Coordinate annotation data:

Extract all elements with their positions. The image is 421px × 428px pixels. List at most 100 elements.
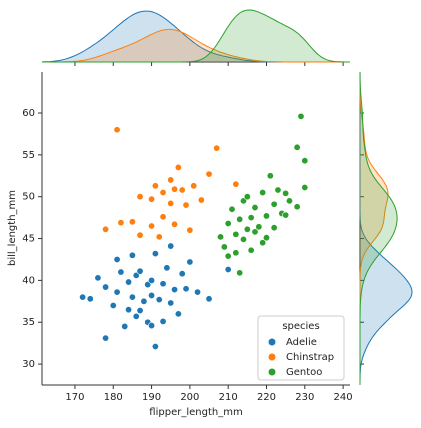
legend-label: Adelie bbox=[286, 337, 317, 348]
point bbox=[113, 126, 121, 134]
point bbox=[240, 235, 248, 243]
point bbox=[259, 239, 267, 247]
point bbox=[109, 301, 117, 309]
point bbox=[262, 234, 270, 242]
point bbox=[182, 201, 190, 209]
point bbox=[255, 223, 263, 231]
legend-marker bbox=[268, 353, 276, 361]
point bbox=[148, 195, 156, 203]
point bbox=[270, 224, 278, 232]
point bbox=[102, 283, 110, 291]
point bbox=[236, 215, 244, 223]
point bbox=[205, 170, 213, 178]
y-tick-label: 60 bbox=[22, 108, 35, 119]
point bbox=[102, 334, 110, 342]
point bbox=[251, 204, 259, 212]
point bbox=[262, 212, 270, 220]
point bbox=[148, 322, 156, 330]
point bbox=[224, 252, 232, 260]
legend-marker bbox=[268, 338, 276, 346]
point bbox=[151, 250, 159, 258]
point bbox=[140, 297, 148, 305]
marginal-x-kde-line bbox=[42, 28, 350, 63]
point bbox=[186, 258, 194, 266]
point bbox=[293, 143, 301, 151]
point bbox=[128, 251, 136, 259]
point bbox=[266, 172, 274, 180]
y-axis-label: bill_length_mm bbox=[7, 190, 18, 266]
point bbox=[125, 306, 133, 314]
point bbox=[236, 269, 244, 277]
point bbox=[190, 182, 198, 190]
y-tick-label: 45 bbox=[22, 234, 35, 245]
marginal-x-kde-line bbox=[42, 9, 350, 63]
point bbox=[224, 266, 232, 274]
point bbox=[224, 219, 232, 227]
point bbox=[247, 246, 255, 254]
y-tick-label: 40 bbox=[22, 275, 35, 286]
point bbox=[228, 205, 236, 213]
point bbox=[159, 189, 167, 197]
point bbox=[94, 274, 102, 282]
point bbox=[270, 200, 278, 208]
point bbox=[113, 288, 121, 296]
point bbox=[148, 291, 156, 299]
x-axis-label: flipper_length_mm bbox=[149, 407, 242, 418]
point bbox=[232, 230, 240, 238]
point bbox=[151, 182, 159, 190]
marginal-x-kde bbox=[42, 10, 350, 62]
point bbox=[132, 312, 140, 320]
point bbox=[182, 285, 190, 293]
point bbox=[213, 144, 221, 152]
point bbox=[217, 233, 225, 241]
marginal-y-kde-line bbox=[359, 71, 398, 385]
point bbox=[86, 295, 94, 303]
point bbox=[186, 226, 194, 234]
x-tick-label: 180 bbox=[104, 392, 123, 403]
point bbox=[136, 193, 144, 201]
marginal-x-kde bbox=[42, 29, 350, 62]
point bbox=[159, 317, 167, 325]
point bbox=[136, 307, 144, 315]
point bbox=[171, 286, 179, 294]
point bbox=[159, 280, 167, 288]
point bbox=[121, 322, 129, 330]
point bbox=[151, 343, 159, 351]
point bbox=[178, 186, 186, 194]
point bbox=[163, 264, 171, 272]
x-tick-label: 170 bbox=[65, 392, 84, 403]
x-tick-label: 210 bbox=[219, 392, 238, 403]
point bbox=[159, 213, 167, 221]
point bbox=[285, 197, 293, 205]
point bbox=[155, 233, 163, 241]
point bbox=[125, 278, 133, 286]
x-tick-label: 190 bbox=[142, 392, 161, 403]
x-tick-label: 230 bbox=[295, 392, 314, 403]
point bbox=[194, 288, 202, 296]
point bbox=[148, 222, 156, 230]
point bbox=[148, 276, 156, 284]
point bbox=[297, 112, 305, 120]
point bbox=[178, 270, 186, 278]
point bbox=[167, 199, 175, 207]
point bbox=[243, 193, 251, 201]
point bbox=[282, 189, 290, 197]
point bbox=[128, 218, 136, 226]
legend-marker bbox=[268, 368, 276, 376]
point bbox=[174, 163, 182, 171]
point bbox=[232, 180, 240, 188]
point bbox=[167, 299, 175, 307]
y-tick-label: 30 bbox=[22, 359, 35, 370]
point bbox=[117, 219, 125, 227]
point bbox=[274, 186, 282, 194]
point bbox=[251, 228, 259, 236]
point bbox=[301, 183, 309, 191]
point bbox=[243, 225, 251, 233]
point bbox=[102, 225, 110, 233]
point bbox=[282, 211, 290, 219]
point bbox=[232, 249, 240, 257]
point bbox=[136, 267, 144, 275]
point bbox=[171, 220, 179, 228]
point bbox=[259, 189, 267, 197]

→ **What the task requires**
Copy every line of the data above word for word, leaving out the pictures.

→ **Reply to the task**
Extract all elements with their positions. The image is 421px × 428px pixels. List at most 100 elements.
legend-label: Adelie bbox=[286, 337, 317, 348]
point bbox=[113, 126, 121, 134]
point bbox=[240, 235, 248, 243]
point bbox=[259, 239, 267, 247]
point bbox=[109, 301, 117, 309]
point bbox=[262, 234, 270, 242]
point bbox=[182, 201, 190, 209]
point bbox=[255, 223, 263, 231]
legend-marker bbox=[268, 353, 276, 361]
point bbox=[148, 195, 156, 203]
point bbox=[270, 224, 278, 232]
point bbox=[102, 283, 110, 291]
point bbox=[236, 215, 244, 223]
point bbox=[205, 170, 213, 178]
y-tick-label: 60 bbox=[22, 108, 35, 119]
point bbox=[102, 334, 110, 342]
point bbox=[251, 204, 259, 212]
point bbox=[262, 212, 270, 220]
point bbox=[148, 322, 156, 330]
point bbox=[224, 252, 232, 260]
legend-marker bbox=[268, 338, 276, 346]
point bbox=[151, 250, 159, 258]
point bbox=[140, 297, 148, 305]
marginal-x-kde-line bbox=[42, 28, 350, 63]
point bbox=[186, 258, 194, 266]
point bbox=[293, 143, 301, 151]
point bbox=[128, 251, 136, 259]
point bbox=[266, 172, 274, 180]
y-axis-label: bill_length_mm bbox=[7, 190, 18, 266]
point bbox=[125, 306, 133, 314]
point bbox=[236, 269, 244, 277]
point bbox=[190, 182, 198, 190]
y-tick-label: 45 bbox=[22, 234, 35, 245]
marginal-x-kde-line bbox=[42, 9, 350, 63]
point bbox=[224, 266, 232, 274]
point bbox=[224, 219, 232, 227]
point bbox=[247, 246, 255, 254]
y-tick-label: 40 bbox=[22, 275, 35, 286]
point bbox=[228, 205, 236, 213]
point bbox=[159, 189, 167, 197]
point bbox=[94, 274, 102, 282]
point bbox=[270, 200, 278, 208]
point bbox=[113, 288, 121, 296]
point bbox=[148, 291, 156, 299]
x-axis-label: flipper_length_mm bbox=[149, 407, 242, 418]
point bbox=[232, 230, 240, 238]
point bbox=[151, 182, 159, 190]
marginal-x-kde bbox=[42, 10, 350, 62]
point bbox=[132, 312, 140, 320]
point bbox=[182, 285, 190, 293]
point bbox=[213, 144, 221, 152]
point bbox=[217, 233, 225, 241]
marginal-y-kde-line bbox=[359, 71, 398, 385]
point bbox=[86, 295, 94, 303]
point bbox=[186, 226, 194, 234]
x-tick-label: 180 bbox=[104, 392, 123, 403]
point bbox=[136, 193, 144, 201]
marginal-x-kde bbox=[42, 29, 350, 62]
point bbox=[159, 317, 167, 325]
point bbox=[136, 307, 144, 315]
point bbox=[171, 286, 179, 294]
point bbox=[159, 280, 167, 288]
point bbox=[121, 322, 129, 330]
point bbox=[151, 343, 159, 351]
point bbox=[178, 186, 186, 194]
point bbox=[163, 264, 171, 272]
x-tick-label: 170 bbox=[65, 392, 84, 403]
x-tick-label: 210 bbox=[219, 392, 238, 403]
point bbox=[159, 213, 167, 221]
point bbox=[285, 197, 293, 205]
point bbox=[155, 233, 163, 241]
point bbox=[125, 278, 133, 286]
x-tick-label: 190 bbox=[142, 392, 161, 403]
x-tick-label: 230 bbox=[295, 392, 314, 403]
point bbox=[194, 288, 202, 296]
point bbox=[148, 222, 156, 230]
point bbox=[148, 276, 156, 284]
point bbox=[297, 112, 305, 120]
point bbox=[178, 270, 186, 278]
point bbox=[167, 199, 175, 207]
point bbox=[243, 193, 251, 201]
point bbox=[282, 189, 290, 197]
point bbox=[128, 218, 136, 226]
legend-marker bbox=[268, 368, 276, 376]
point bbox=[174, 163, 182, 171]
point bbox=[232, 180, 240, 188]
point bbox=[167, 299, 175, 307]
y-tick-label: 30 bbox=[22, 359, 35, 370]
point bbox=[117, 219, 125, 227]
point bbox=[274, 186, 282, 194]
point bbox=[251, 228, 259, 236]
point bbox=[301, 183, 309, 191]
point bbox=[243, 225, 251, 233]
point bbox=[102, 225, 110, 233]
point bbox=[282, 211, 290, 219]
point bbox=[232, 249, 240, 257]
point bbox=[136, 267, 144, 275]
point bbox=[171, 220, 179, 228]
point bbox=[259, 189, 267, 197]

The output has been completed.